Given problem: Render every line of the data below as a Markdown table with the columns "Row" and "Line," numbering each row and skipping blank lines. Leave the pictures out of the answer.

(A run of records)
-- -- --

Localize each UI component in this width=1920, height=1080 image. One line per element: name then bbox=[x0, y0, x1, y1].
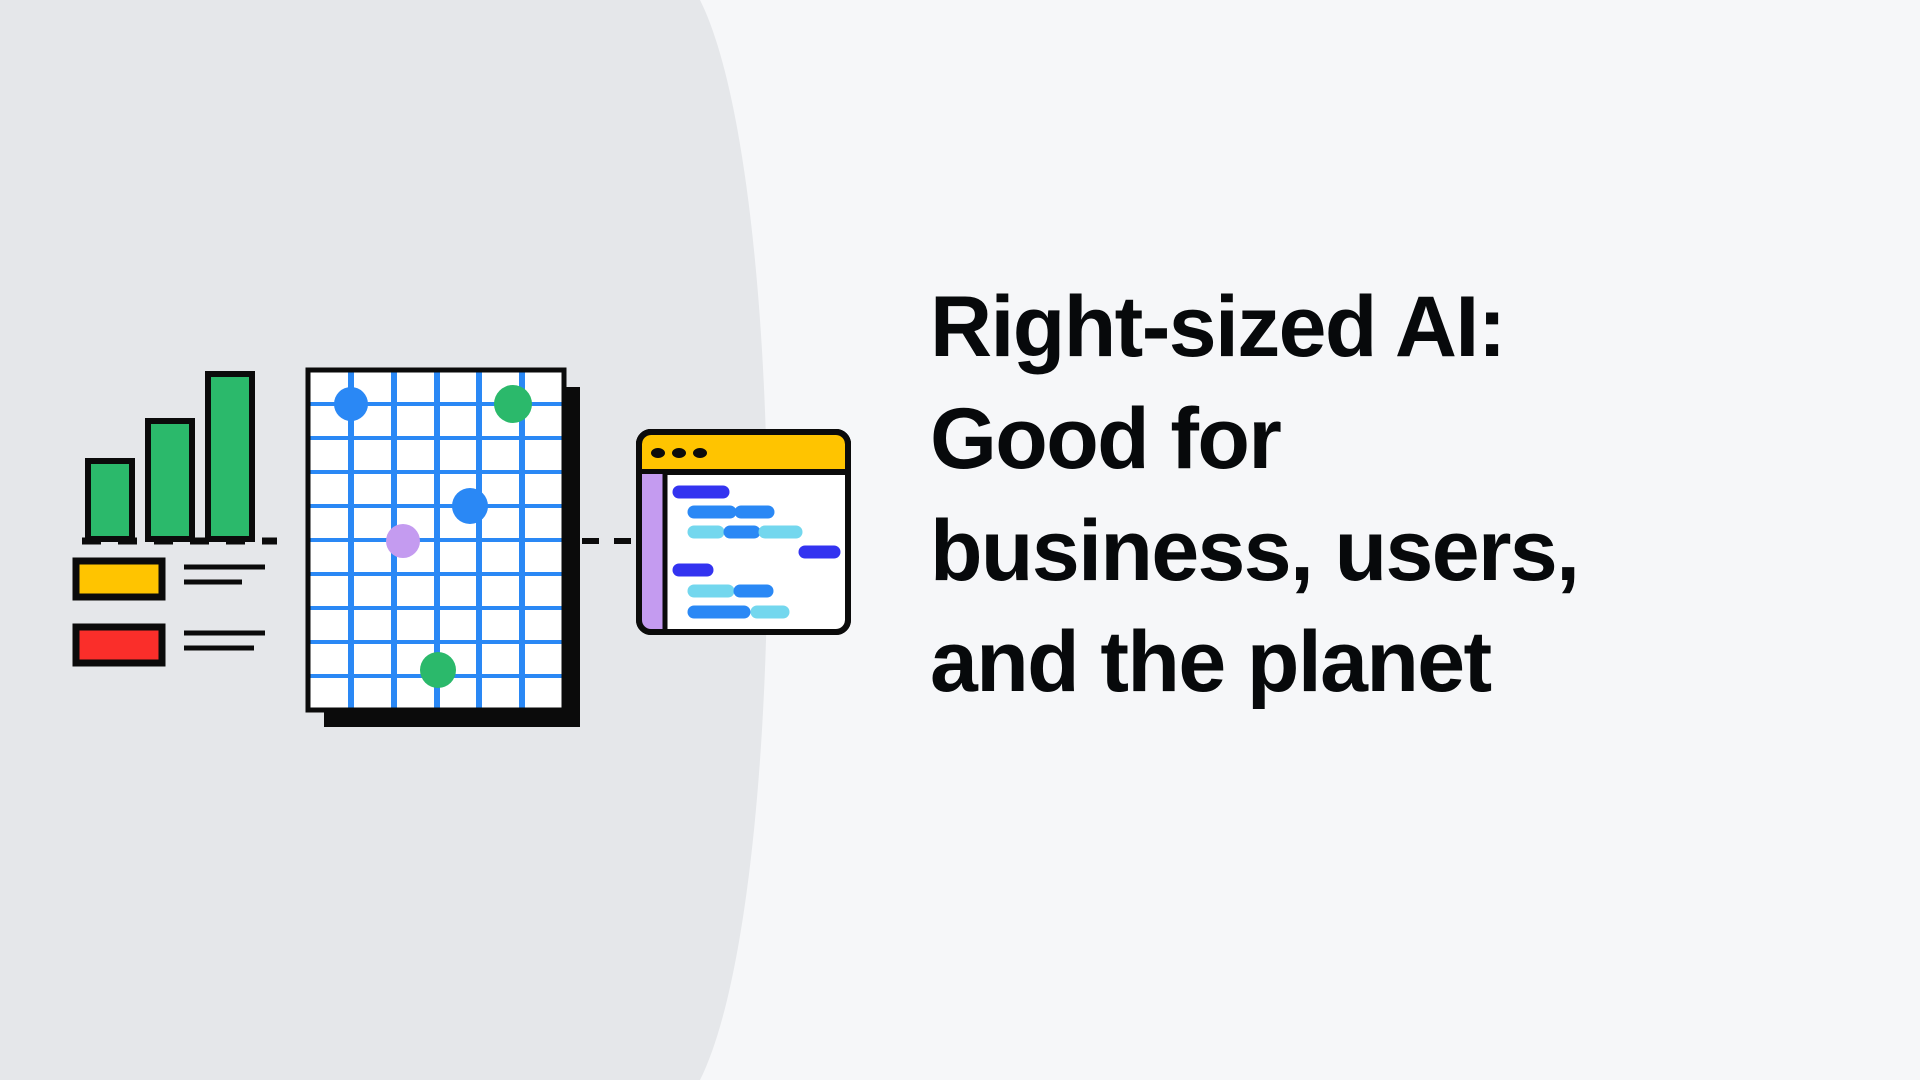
code-window-sidebar bbox=[642, 474, 664, 629]
scatter-point-blue-center bbox=[452, 488, 488, 524]
window-dot-1 bbox=[651, 448, 665, 458]
ai-model-sizing-illustration bbox=[0, 0, 880, 1080]
scatter-point-purple-center-left bbox=[386, 524, 420, 558]
legend-item-yellow bbox=[76, 561, 265, 597]
window-dot-2 bbox=[672, 448, 686, 458]
scatter-point-green-top-right bbox=[494, 385, 532, 423]
code-window-titlebar-dots bbox=[651, 448, 707, 458]
code-editor-window bbox=[639, 432, 848, 632]
scatter-point-green-bottom bbox=[420, 652, 456, 688]
legend-item-red bbox=[76, 627, 265, 663]
page-title: Right-sized AI: Good for business, users… bbox=[930, 272, 1830, 719]
window-dot-3 bbox=[693, 448, 707, 458]
legend-swatch-red bbox=[76, 627, 162, 663]
scatter-point-blue-top-left bbox=[334, 387, 368, 421]
headline-block: Right-sized AI: Good for business, users… bbox=[930, 272, 1830, 719]
metrics-bar-chart bbox=[88, 374, 252, 539]
page-stage: Right-sized AI: Good for business, users… bbox=[0, 0, 1920, 1080]
code-window-titlebar bbox=[639, 432, 848, 472]
bar-2 bbox=[148, 421, 192, 539]
bar-1 bbox=[88, 461, 132, 539]
model-scatter-grid bbox=[308, 370, 580, 727]
legend-swatch-yellow bbox=[76, 561, 162, 597]
bar-3 bbox=[208, 374, 252, 539]
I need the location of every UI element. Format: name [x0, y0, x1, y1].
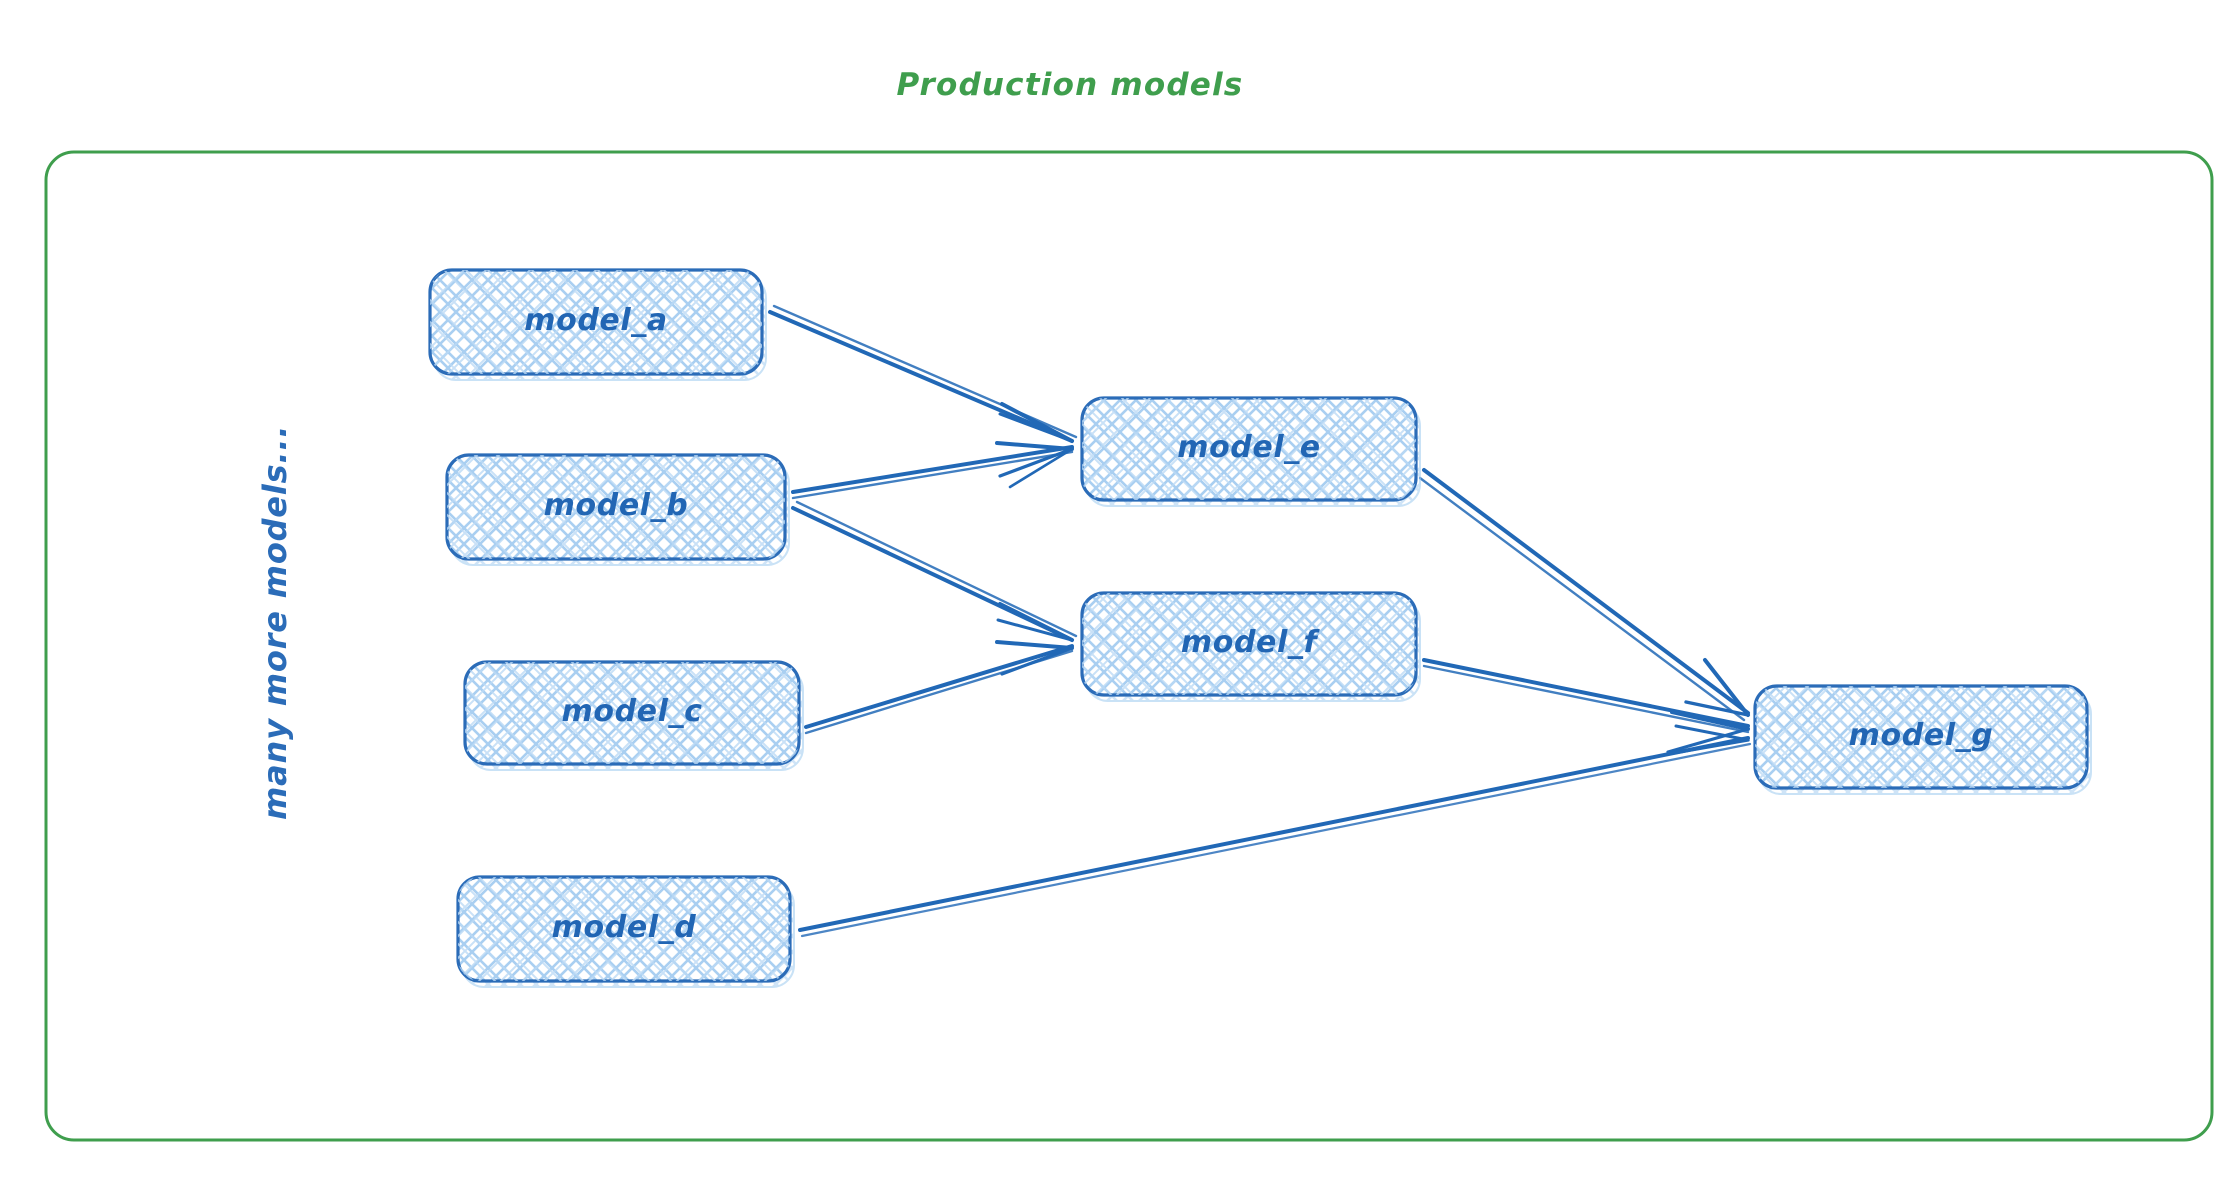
diagram-canvas: Production models many more models...	[0, 0, 2240, 1188]
node-model-b[interactable]: model_b	[447, 455, 789, 565]
node-label-model-e: model_e	[1177, 430, 1321, 465]
production-models-diagram: Production models many more models...	[0, 0, 2240, 1188]
edge-model-a-to-model-e	[770, 306, 1076, 441]
node-label-model-b: model_b	[544, 488, 689, 523]
node-label-model-f: model_f	[1181, 625, 1321, 660]
node-label-model-d: model_d	[552, 910, 697, 945]
node-model-c[interactable]: model_c	[465, 662, 803, 770]
page-title: Production models	[897, 67, 1244, 103]
node-label-model-c: model_c	[562, 694, 703, 729]
node-model-a[interactable]: model_a	[430, 270, 766, 380]
edge-model-b-to-model-e	[793, 443, 1072, 498]
many-more-models-note: many more models...	[256, 425, 294, 820]
node-model-f[interactable]: model_f	[1082, 593, 1420, 701]
edge-model-b-to-model-f	[793, 502, 1076, 640]
edge-model-c-to-model-f	[806, 642, 1072, 733]
node-layer: model_a model_b model_c model_d	[430, 270, 2091, 987]
node-model-g[interactable]: model_g	[1755, 686, 2091, 794]
edge-model-e-to-model-g	[1420, 470, 1748, 720]
node-model-e[interactable]: model_e	[1082, 398, 1420, 506]
side-note-label: many more models...	[256, 425, 294, 820]
edge-model-d-to-model-g	[800, 726, 1750, 936]
node-label-model-g: model_g	[1849, 718, 1994, 753]
node-label-model-a: model_a	[524, 303, 667, 338]
node-model-d[interactable]: model_d	[458, 877, 794, 987]
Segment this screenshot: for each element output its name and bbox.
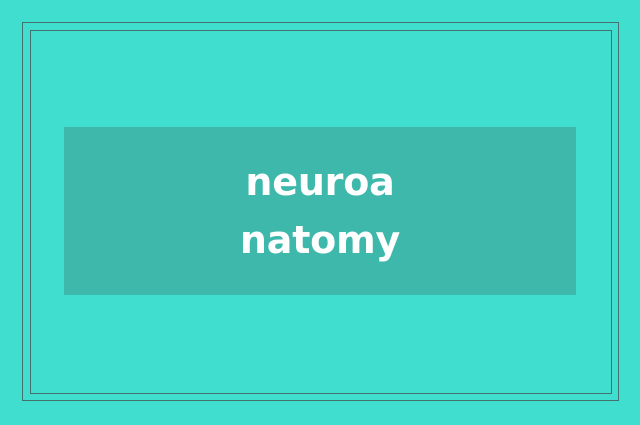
title-panel: neuroa natomy — [64, 127, 576, 295]
title-line-2: natomy — [64, 211, 576, 269]
title-line-1: neuroa — [64, 153, 576, 211]
slide-canvas: neuroa natomy — [0, 0, 640, 425]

-- -- --

Response to this exercise:
| Row | Line |
|---|---|
| 1 | Localize each UI component in this width=1920, height=1080 image. One line per element: name then bbox=[x0, y0, x1, y1]. |
| 2 | code-window-sidebar bbox=[642, 474, 664, 629] |
| 3 | scatter-point-blue-center bbox=[452, 488, 488, 524] |
| 4 | window-dot-1 bbox=[651, 448, 665, 458] |
| 5 | ai-model-sizing-illustration bbox=[0, 0, 880, 1080] |
| 6 | scatter-point-purple-center-left bbox=[386, 524, 420, 558] |
| 7 | legend-item-yellow bbox=[76, 561, 265, 597] |
| 8 | window-dot-2 bbox=[672, 448, 686, 458] |
| 9 | scatter-point-green-top-right bbox=[494, 385, 532, 423] |
| 10 | code-window-titlebar-dots bbox=[651, 448, 707, 458] |
| 11 | code-editor-window bbox=[639, 432, 848, 632] |
| 12 | scatter-point-green-bottom bbox=[420, 652, 456, 688] |
| 13 | legend-item-red bbox=[76, 627, 265, 663] |
| 14 | page-title: Right-sized AI: Good for business, users… bbox=[930, 272, 1830, 719] |
| 15 | window-dot-3 bbox=[693, 448, 707, 458] |
| 16 | legend-swatch-red bbox=[76, 627, 162, 663] |
| 17 | scatter-point-blue-top-left bbox=[334, 387, 368, 421] |
| 18 | headline-block: Right-sized AI: Good for business, users… bbox=[930, 272, 1830, 719] |
| 19 | metrics-bar-chart bbox=[88, 374, 252, 539] |
| 20 | page-stage: Right-sized AI: Good for business, users… bbox=[0, 0, 1920, 1080] |
| 21 | code-window-titlebar bbox=[639, 432, 848, 472] |
| 22 | bar-2 bbox=[148, 421, 192, 539] |
| 23 | bar-1 bbox=[88, 461, 132, 539] |
| 24 | model-scatter-grid bbox=[308, 370, 580, 727] |
| 25 | legend-swatch-yellow bbox=[76, 561, 162, 597] |
| 26 | bar-3 bbox=[208, 374, 252, 539] |
| 27 | I need the location of every UI element. Format: name [x0, y0, x1, y1]. |
| 28 | diagram-canvas: Production models many more models...	[0, 0, 2240, 1188] |
| 29 | node-model-b[interactable]: model_b	[447, 455, 789, 565] |
| 30 | node-label-model-e: model_e	[1177, 430, 1321, 465] |
| 31 | production-models-diagram: Production models many more models...	[0, 0, 2240, 1188] |
| 32 | edge-model-a-to-model-e	[770, 306, 1076, 441] |
| 33 | node-label-model-b: model_b	[544, 488, 689, 523] |
| 34 | node-label-model-f: model_f	[1181, 625, 1321, 660] |
| 35 | node-label-model-d: model_d	[552, 910, 697, 945] |
| 36 | node-model-c[interactable]: model_c	[465, 662, 803, 770] |
| 37 | page-title: Production models	[897, 67, 1244, 103] |
| 38 | node-label-model-c: model_c	[562, 694, 703, 729] |
| 39 | node-model-a[interactable]: model_a	[430, 270, 766, 380] |
| 40 | edge-model-b-to-model-e	[793, 443, 1072, 498] |
| 41 | many-more-models-note: many more models...	[256, 425, 294, 820] |
| 42 | node-model-f[interactable]: model_f	[1082, 593, 1420, 701] |
| 43 | edge-model-b-to-model-f	[793, 502, 1076, 640] |
| 44 | edge-model-c-to-model-f	[806, 642, 1072, 733] |
| 45 | node-layer: model_a model_b model_c model_d	[430, 270, 2091, 987] |
| 46 | node-model-g[interactable]: model_g	[1755, 686, 2091, 794] |
| 47 | edge-model-e-to-model-g	[1420, 470, 1748, 720] |
| 48 | node-model-e[interactable]: model_e	[1082, 398, 1420, 506] |
| 49 | side-note-label: many more models...	[256, 425, 294, 820] |
| 50 | edge-model-d-to-model-g	[800, 726, 1750, 936] |
| 51 | node-label-model-g: model_g	[1849, 718, 1994, 753] |
| 52 | node-label-model-a: model_a	[524, 303, 667, 338] |
| 53 | node-model-d[interactable]: model_d	[458, 877, 794, 987] |
| 54 | Segment this screenshot: for each element output its name and bbox. |
| 55 | title-panel: neuroa natomy — [64, 127, 576, 295] |
| 56 | title-line-2: natomy — [64, 211, 576, 269] |
| 57 | title-line-1: neuroa — [64, 153, 576, 211] |
| 58 | slide-canvas: neuroa natomy — [0, 0, 640, 425] |